■ **What you need to do**:
Output the material below in its entirety, exactly as given.

----------

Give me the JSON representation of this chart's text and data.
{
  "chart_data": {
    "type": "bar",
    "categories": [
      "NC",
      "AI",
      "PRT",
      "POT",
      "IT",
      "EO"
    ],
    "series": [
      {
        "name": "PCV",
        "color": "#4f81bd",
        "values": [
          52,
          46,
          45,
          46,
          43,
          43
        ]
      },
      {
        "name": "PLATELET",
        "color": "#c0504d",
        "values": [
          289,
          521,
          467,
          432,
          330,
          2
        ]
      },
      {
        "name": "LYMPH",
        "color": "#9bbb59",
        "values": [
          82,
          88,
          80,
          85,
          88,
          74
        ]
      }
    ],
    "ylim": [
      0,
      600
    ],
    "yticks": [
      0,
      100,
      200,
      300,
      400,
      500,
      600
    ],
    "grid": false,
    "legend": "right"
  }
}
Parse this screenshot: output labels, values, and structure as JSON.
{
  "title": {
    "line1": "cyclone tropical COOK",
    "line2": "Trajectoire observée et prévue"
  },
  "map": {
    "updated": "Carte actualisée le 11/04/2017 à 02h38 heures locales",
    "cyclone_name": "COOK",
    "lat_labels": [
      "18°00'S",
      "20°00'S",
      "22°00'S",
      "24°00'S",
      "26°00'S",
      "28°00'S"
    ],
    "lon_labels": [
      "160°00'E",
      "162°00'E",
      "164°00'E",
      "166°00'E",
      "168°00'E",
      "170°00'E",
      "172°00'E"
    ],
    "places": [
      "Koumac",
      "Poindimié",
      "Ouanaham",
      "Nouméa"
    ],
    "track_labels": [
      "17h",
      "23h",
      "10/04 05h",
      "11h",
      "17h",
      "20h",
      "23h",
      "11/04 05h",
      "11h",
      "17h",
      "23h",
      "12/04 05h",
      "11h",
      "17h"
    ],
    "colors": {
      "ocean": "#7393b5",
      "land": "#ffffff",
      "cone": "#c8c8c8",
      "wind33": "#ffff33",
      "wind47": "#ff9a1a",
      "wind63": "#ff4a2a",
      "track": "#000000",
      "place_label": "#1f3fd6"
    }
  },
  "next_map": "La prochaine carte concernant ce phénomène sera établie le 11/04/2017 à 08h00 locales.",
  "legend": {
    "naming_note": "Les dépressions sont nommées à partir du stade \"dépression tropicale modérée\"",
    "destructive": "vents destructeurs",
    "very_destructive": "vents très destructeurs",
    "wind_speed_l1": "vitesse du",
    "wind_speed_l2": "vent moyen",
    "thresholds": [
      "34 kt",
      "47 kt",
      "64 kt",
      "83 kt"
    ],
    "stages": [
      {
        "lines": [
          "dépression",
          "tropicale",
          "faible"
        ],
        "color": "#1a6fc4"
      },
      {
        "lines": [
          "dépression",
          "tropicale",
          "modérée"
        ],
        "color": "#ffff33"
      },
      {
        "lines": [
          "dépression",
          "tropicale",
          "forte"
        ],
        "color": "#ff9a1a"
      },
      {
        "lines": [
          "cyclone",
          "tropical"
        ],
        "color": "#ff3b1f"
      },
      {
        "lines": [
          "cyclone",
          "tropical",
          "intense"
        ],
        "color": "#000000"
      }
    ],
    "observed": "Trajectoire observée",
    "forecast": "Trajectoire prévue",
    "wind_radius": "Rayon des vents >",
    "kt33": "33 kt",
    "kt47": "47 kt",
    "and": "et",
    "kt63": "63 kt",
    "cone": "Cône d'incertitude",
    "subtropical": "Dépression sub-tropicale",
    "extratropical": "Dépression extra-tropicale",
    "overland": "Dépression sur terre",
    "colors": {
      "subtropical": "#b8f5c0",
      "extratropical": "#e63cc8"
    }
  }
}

----------

■ **Full solution**:
Give me the JSON representation of this chart's text and data.
{
  "chart_data": {
    "type": "bar",
    "categories": [
      "NC",
      "AI",
      "PRT",
      "POT",
      "IT",
      "EO"
    ],
    "series": [
      {
        "name": "PCV",
        "color": "#4f81bd",
        "values": [
          52,
          46,
          45,
          46,
          43,
          43
        ]
      },
      {
        "name": "PLATELET",
        "color": "#c0504d",
        "values": [
          289,
          521,
          467,
          432,
          330,
          2
        ]
      },
      {
        "name": "LYMPH",
        "color": "#9bbb59",
        "values": [
          82,
          88,
          80,
          85,
          88,
          74
        ]
      }
    ],
    "ylim": [
      0,
      600
    ],
    "yticks": [
      0,
      100,
      200,
      300,
      400,
      500,
      600
    ],
    "grid": false,
    "legend": "right"
  }
}
Parse this screenshot: output labels, values, and structure as JSON.
{
  "title": {
    "line1": "cyclone tropical COOK",
    "line2": "Trajectoire observée et prévue"
  },
  "map": {
    "updated": "Carte actualisée le 11/04/2017 à 02h38 heures locales",
    "cyclone_name": "COOK",
    "lat_labels": [
      "18°00'S",
      "20°00'S",
      "22°00'S",
      "24°00'S",
      "26°00'S",
      "28°00'S"
    ],
    "lon_labels": [
      "160°00'E",
      "162°00'E",
      "164°00'E",
      "166°00'E",
      "168°00'E",
      "170°00'E",
      "172°00'E"
    ],
    "places": [
      "Koumac",
      "Poindimié",
      "Ouanaham",
      "Nouméa"
    ],
    "track_labels": [
      "17h",
      "23h",
      "10/04 05h",
      "11h",
      "17h",
      "20h",
      "23h",
      "11/04 05h",
      "11h",
      "17h",
      "23h",
      "12/04 05h",
      "11h",
      "17h"
    ],
    "colors": {
      "ocean": "#7393b5",
      "land": "#ffffff",
      "cone": "#c8c8c8",
      "wind33": "#ffff33",
      "wind47": "#ff9a1a",
      "wind63": "#ff4a2a",
      "track": "#000000",
      "place_label": "#1f3fd6"
    }
  },
  "next_map": "La prochaine carte concernant ce phénomène sera établie le 11/04/2017 à 08h00 locales.",
  "legend": {
    "naming_note": "Les dépressions sont nommées à partir du stade \"dépression tropicale modérée\"",
    "destructive": "vents destructeurs",
    "very_destructive": "vents très destructeurs",
    "wind_speed_l1": "vitesse du",
    "wind_speed_l2": "vent moyen",
    "thresholds": [
      "34 kt",
      "47 kt",
      "64 kt",
      "83 kt"
    ],
    "stages": [
      {
        "lines": [
          "dépression",
          "tropicale",
          "faible"
        ],
        "color": "#1a6fc4"
      },
      {
        "lines": [
          "dépression",
          "tropicale",
          "modérée"
        ],
        "color": "#ffff33"
      },
      {
        "lines": [
          "dépression",
          "tropicale",
          "forte"
        ],
        "color": "#ff9a1a"
      },
      {
        "lines": [
          "cyclone",
          "tropical"
        ],
        "color": "#ff3b1f"
      },
      {
        "lines": [
          "cyclone",
          "tropical",
          "intense"
        ],
        "color": "#000000"
      }
    ],
    "observed": "Trajectoire observée",
    "forecast": "Trajectoire prévue",
    "wind_radius": "Rayon des vents >",
    "kt33": "33 kt",
    "kt47": "47 kt",
    "and": "et",
    "kt63": "63 kt",
    "cone": "Cône d'incertitude",
    "subtropical": "Dépression sub-tropicale",
    "extratropical": "Dépression extra-tropicale",
    "overland": "Dépression sur terre",
    "colors": {
      "subtropical": "#b8f5c0",
      "extratropical": "#e63cc8"
    }
  }
}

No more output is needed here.